TO DO
Look through the data below for the string "expression", and copy every line where it turns up.

TASK MATERIAL
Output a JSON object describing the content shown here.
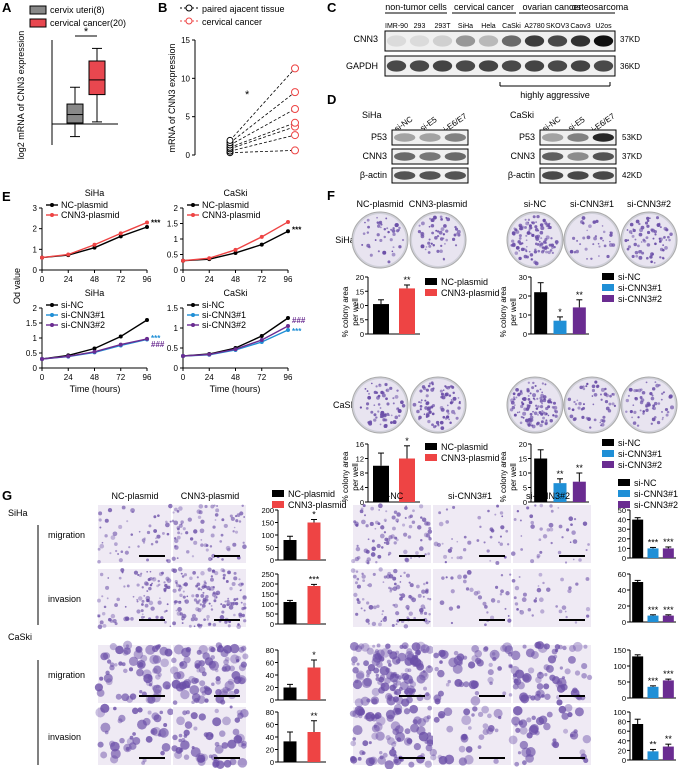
{
  "panels": {
    "A": {
      "letter": "A",
      "ylabel": "log2 mRNA of CNN3 expression",
      "legend": [
        "cervix uteri(8)",
        "cervical cancer(20)"
      ],
      "significance": "*",
      "colors": [
        "#888888",
        "#e8474f"
      ]
    },
    "B": {
      "letter": "B",
      "ylabel": "mRNA of CNN3 expression",
      "legend": [
        "paired ajacent tissue",
        "cervical cancer"
      ],
      "significance": "*",
      "yticks": [
        "0",
        "5",
        "10",
        "15"
      ]
    },
    "C": {
      "letter": "C",
      "groups": [
        "non-tumor cells",
        "cervical cancer",
        "ovarian cancer",
        "osteosarcoma"
      ],
      "lanes": [
        "IMR-90",
        "293",
        "293T",
        "SiHa",
        "Hela",
        "CaSki",
        "A2780",
        "SKOV3",
        "Caov3",
        "U2os"
      ],
      "rows": [
        "CNN3",
        "GAPDH"
      ],
      "sizes": [
        "37KD",
        "36KD"
      ],
      "note": "highly aggressive"
    },
    "D": {
      "letter": "D",
      "cells": [
        "SiHa",
        "CaSki"
      ],
      "lanes": [
        "si-NC",
        "si-E5",
        "si-E6/E7"
      ],
      "rows": [
        "P53",
        "CNN3",
        "β-actin"
      ],
      "sizes": [
        "53KD",
        "37KD",
        "42KD"
      ]
    },
    "E": {
      "letter": "E",
      "ylabel": "Od value",
      "xlabel": "Time (hours)",
      "titles": [
        "SiHa",
        "CaSki",
        "SiHa",
        "CaSki"
      ],
      "xticks": [
        "0",
        "24",
        "48",
        "72",
        "96"
      ],
      "top_legend": [
        "NC-plasmid",
        "CNN3-plasmid"
      ],
      "bottom_legend": [
        "si-NC",
        "si-CNN3#1",
        "si-CNN3#2"
      ],
      "sig_top": "***",
      "sig_bottom_a": "***",
      "sig_bottom_b": "###"
    },
    "F": {
      "letter": "F",
      "titles_left": [
        "NC-plasmid",
        "CNN3-plasmid"
      ],
      "titles_right": [
        "si-NC",
        "si-CNN3#1",
        "si-CNN3#2"
      ],
      "cells": [
        "SiHa",
        "CaSki"
      ],
      "ylabel": "% colony area per well",
      "legend_left": [
        "NC-plasmid",
        "CNN3-plasmid"
      ],
      "legend_right": [
        "si-NC",
        "si-CNN3#1",
        "si-CNN3#2"
      ]
    },
    "G": {
      "letter": "G",
      "cells": [
        "SiHa",
        "CaSki"
      ],
      "assays": [
        "migration",
        "invasion"
      ],
      "titles_left": [
        "NC-plasmid",
        "CNN3-plasmid"
      ],
      "titles_right": [
        "si-NC",
        "si-CNN3#1",
        "si-CNN3#2"
      ],
      "legend_left": [
        "NC-plasmid",
        "CNN3-plasmid"
      ],
      "legend_right": [
        "si-NC",
        "si-CNN3#1",
        "si-CNN3#2"
      ]
    }
  },
  "colors": {
    "black": "#000000",
    "red": "#ee4444",
    "blue": "#1f8fd6",
    "purple": "#6a2c91",
    "grey": "#888888",
    "stain": "#6b4fa8"
  },
  "chart_data": [
    {
      "id": "A",
      "type": "box",
      "categories": [
        "cervix uteri(8)",
        "cervical cancer(20)"
      ],
      "boxes": [
        {
          "min": -0.6,
          "q1": 0.05,
          "median": 0.45,
          "q3": 0.95,
          "max": 1.75
        },
        {
          "min": 0.1,
          "q1": 1.4,
          "median": 2.1,
          "q3": 3.0,
          "max": 3.6
        }
      ],
      "ylim": [
        -1,
        4
      ]
    },
    {
      "id": "B",
      "type": "paired-scatter",
      "series": [
        {
          "name": "paired ajacent tissue",
          "values": [
            0.3,
            0.5,
            0.8,
            1.0,
            1.3,
            1.6,
            1.9
          ]
        },
        {
          "name": "cervical cancer",
          "values": [
            0.6,
            2.6,
            3.7,
            4.2,
            6.0,
            8.2,
            11.3
          ]
        }
      ],
      "ylim": [
        0,
        15
      ]
    },
    {
      "id": "E-SiHa-top",
      "type": "line",
      "x": [
        0,
        24,
        48,
        72,
        96
      ],
      "ylim": [
        0,
        3
      ],
      "series": [
        {
          "name": "NC-plasmid",
          "values": [
            0.6,
            0.72,
            1.08,
            1.63,
            2.08
          ]
        },
        {
          "name": "CNN3-plasmid",
          "values": [
            0.6,
            0.75,
            1.22,
            1.77,
            2.3
          ]
        }
      ]
    },
    {
      "id": "E-CaSki-top",
      "type": "line",
      "x": [
        0,
        24,
        48,
        72,
        96
      ],
      "ylim": [
        0,
        2
      ],
      "series": [
        {
          "name": "NC-plasmid",
          "values": [
            0.3,
            0.35,
            0.55,
            0.82,
            1.25
          ]
        },
        {
          "name": "CNN3-plasmid",
          "values": [
            0.3,
            0.38,
            0.65,
            1.07,
            1.55
          ]
        }
      ]
    },
    {
      "id": "E-SiHa-bottom",
      "type": "line",
      "x": [
        0,
        24,
        48,
        72,
        96
      ],
      "ylim": [
        0,
        2
      ],
      "series": [
        {
          "name": "si-NC",
          "values": [
            0.3,
            0.42,
            0.65,
            1.05,
            1.6
          ]
        },
        {
          "name": "si-CNN3#1",
          "values": [
            0.3,
            0.38,
            0.52,
            0.75,
            0.95
          ]
        },
        {
          "name": "si-CNN3#2",
          "values": [
            0.3,
            0.39,
            0.54,
            0.78,
            0.97
          ]
        }
      ]
    },
    {
      "id": "E-CaSki-bottom",
      "type": "line",
      "x": [
        0,
        24,
        48,
        72,
        96
      ],
      "ylim": [
        0,
        1.5
      ],
      "series": [
        {
          "name": "si-NC",
          "values": [
            0.3,
            0.35,
            0.5,
            0.8,
            1.25
          ]
        },
        {
          "name": "si-CNN3#1",
          "values": [
            0.3,
            0.33,
            0.45,
            0.65,
            0.95
          ]
        },
        {
          "name": "si-CNN3#2",
          "values": [
            0.3,
            0.34,
            0.47,
            0.7,
            1.05
          ]
        }
      ]
    },
    {
      "id": "F-SiHa-L",
      "type": "bar",
      "categories": [
        "NC-plasmid",
        "CNN3-plasmid"
      ],
      "values": [
        10.5,
        16
      ],
      "errors": [
        1.5,
        1.2
      ],
      "sig": [
        "",
        "**"
      ],
      "ylim": [
        0,
        20
      ]
    },
    {
      "id": "F-SiHa-R",
      "type": "bar",
      "categories": [
        "si-NC",
        "si-CNN3#1",
        "si-CNN3#2"
      ],
      "values": [
        22,
        7,
        14
      ],
      "errors": [
        5,
        2,
        4
      ],
      "sig": [
        "",
        "*",
        "**"
      ],
      "ylim": [
        0,
        30
      ]
    },
    {
      "id": "F-CaSki-L",
      "type": "bar",
      "categories": [
        "NC-plasmid",
        "CNN3-plasmid"
      ],
      "values": [
        10,
        12
      ],
      "errors": [
        3.5,
        3.5
      ],
      "sig": [
        "",
        "*"
      ],
      "ylim": [
        0,
        16
      ]
    },
    {
      "id": "F-CaSki-R",
      "type": "bar",
      "categories": [
        "si-NC",
        "si-CNN3#1",
        "si-CNN3#2"
      ],
      "values": [
        15,
        6.5,
        7
      ],
      "errors": [
        3,
        1.5,
        3
      ],
      "sig": [
        "",
        "**",
        "**"
      ],
      "ylim": [
        0,
        20
      ]
    },
    {
      "id": "G-SiHa-mig-L",
      "type": "bar",
      "categories": [
        "NC-plasmid",
        "CNN3-plasmid"
      ],
      "values": [
        80,
        150
      ],
      "errors": [
        15,
        12
      ],
      "sig": [
        "",
        "*"
      ],
      "ylim": [
        0,
        200
      ]
    },
    {
      "id": "G-SiHa-inv-L",
      "type": "bar",
      "categories": [
        "NC-plasmid",
        "CNN3-plasmid"
      ],
      "values": [
        110,
        190
      ],
      "errors": [
        8,
        8
      ],
      "sig": [
        "",
        "***"
      ],
      "ylim": [
        0,
        250
      ]
    },
    {
      "id": "G-CaSki-mig-L",
      "type": "bar",
      "categories": [
        "NC-plasmid",
        "CNN3-plasmid"
      ],
      "values": [
        20,
        52
      ],
      "errors": [
        5,
        12
      ],
      "sig": [
        "",
        "*"
      ],
      "ylim": [
        0,
        80
      ]
    },
    {
      "id": "G-CaSki-inv-L",
      "type": "bar",
      "categories": [
        "NC-plasmid",
        "CNN3-plasmid"
      ],
      "values": [
        33,
        48
      ],
      "errors": [
        15,
        18
      ],
      "sig": [
        "",
        "**"
      ],
      "ylim": [
        0,
        80
      ]
    },
    {
      "id": "G-SiHa-mig-R",
      "type": "bar",
      "categories": [
        "si-NC",
        "si-CNN3#1",
        "si-CNN3#2"
      ],
      "values": [
        40,
        10,
        10
      ],
      "errors": [
        2,
        1,
        1.5
      ],
      "sig": [
        "",
        "***",
        "***"
      ],
      "ylim": [
        0,
        50
      ]
    },
    {
      "id": "G-SiHa-inv-R",
      "type": "bar",
      "categories": [
        "si-NC",
        "si-CNN3#1",
        "si-CNN3#2"
      ],
      "values": [
        50,
        8,
        8
      ],
      "errors": [
        2,
        1,
        1
      ],
      "sig": [
        "",
        "***",
        "***"
      ],
      "ylim": [
        0,
        60
      ]
    },
    {
      "id": "G-CaSki-mig-R",
      "type": "bar",
      "categories": [
        "si-NC",
        "si-CNN3#1",
        "si-CNN3#2"
      ],
      "values": [
        130,
        35,
        55
      ],
      "errors": [
        5,
        3,
        4
      ],
      "sig": [
        "",
        "***",
        "***"
      ],
      "ylim": [
        0,
        150
      ]
    },
    {
      "id": "G-CaSki-inv-R",
      "type": "bar",
      "categories": [
        "si-NC",
        "si-CNN3#1",
        "si-CNN3#2"
      ],
      "values": [
        75,
        18,
        28
      ],
      "errors": [
        10,
        4,
        5
      ],
      "sig": [
        "",
        "**",
        "**"
      ],
      "ylim": [
        0,
        100
      ]
    }
  ]
}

ANSWER BELOW
      "ylabel": "log2 mRNA of CNN3 expression",
      "ylabel": "mRNA of CNN3 expression",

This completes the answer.